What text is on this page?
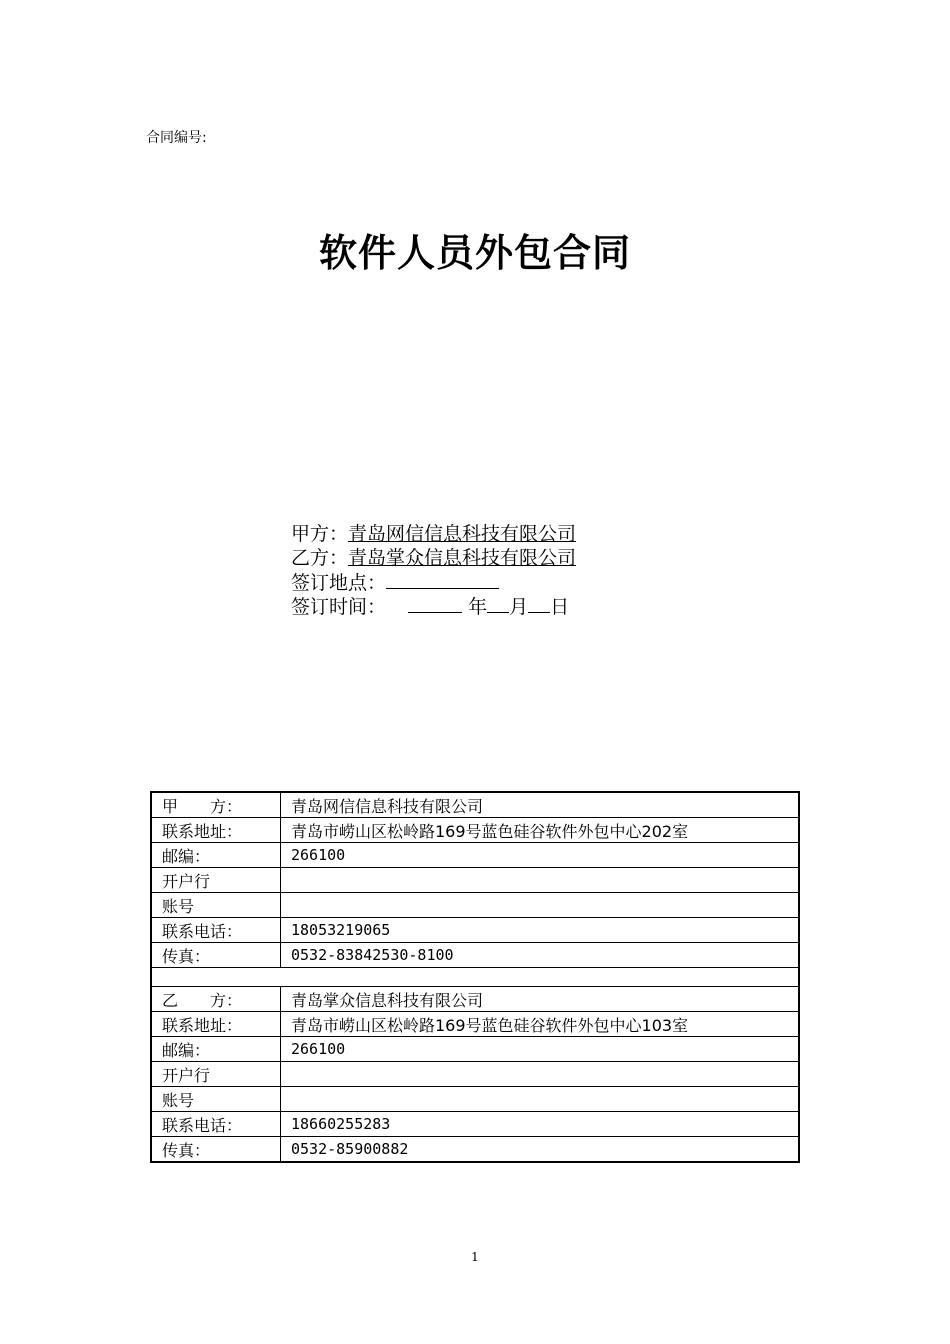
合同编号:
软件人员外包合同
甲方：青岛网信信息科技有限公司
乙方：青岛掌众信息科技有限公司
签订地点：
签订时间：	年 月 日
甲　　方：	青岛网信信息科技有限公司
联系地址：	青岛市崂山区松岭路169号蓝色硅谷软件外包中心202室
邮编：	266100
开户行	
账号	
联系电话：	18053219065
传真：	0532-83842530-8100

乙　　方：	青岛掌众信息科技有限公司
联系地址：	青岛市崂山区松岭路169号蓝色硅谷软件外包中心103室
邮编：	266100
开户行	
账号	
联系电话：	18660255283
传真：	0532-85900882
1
--*--
Exercise brief:
Set down all the data again exactly as above, pictures excluded.

Result for this exercise:
What text is on this page?
合同编号:
软件人员外包合同
甲方：青岛网信信息科技有限公司
乙方：青岛掌众信息科技有限公司
签订地点：
签订时间：	年 月 日
甲　　方：	青岛网信信息科技有限公司
联系地址：	青岛市崂山区松岭路169号蓝色硅谷软件外包中心202室
邮编：	266100
开户行	
账号	
联系电话：	18053219065
传真：	0532-83842530-8100

乙　　方：	青岛掌众信息科技有限公司
联系地址：	青岛市崂山区松岭路169号蓝色硅谷软件外包中心103室
邮编：	266100
开户行	
账号	
联系电话：	18660255283
传真：	0532-85900882
1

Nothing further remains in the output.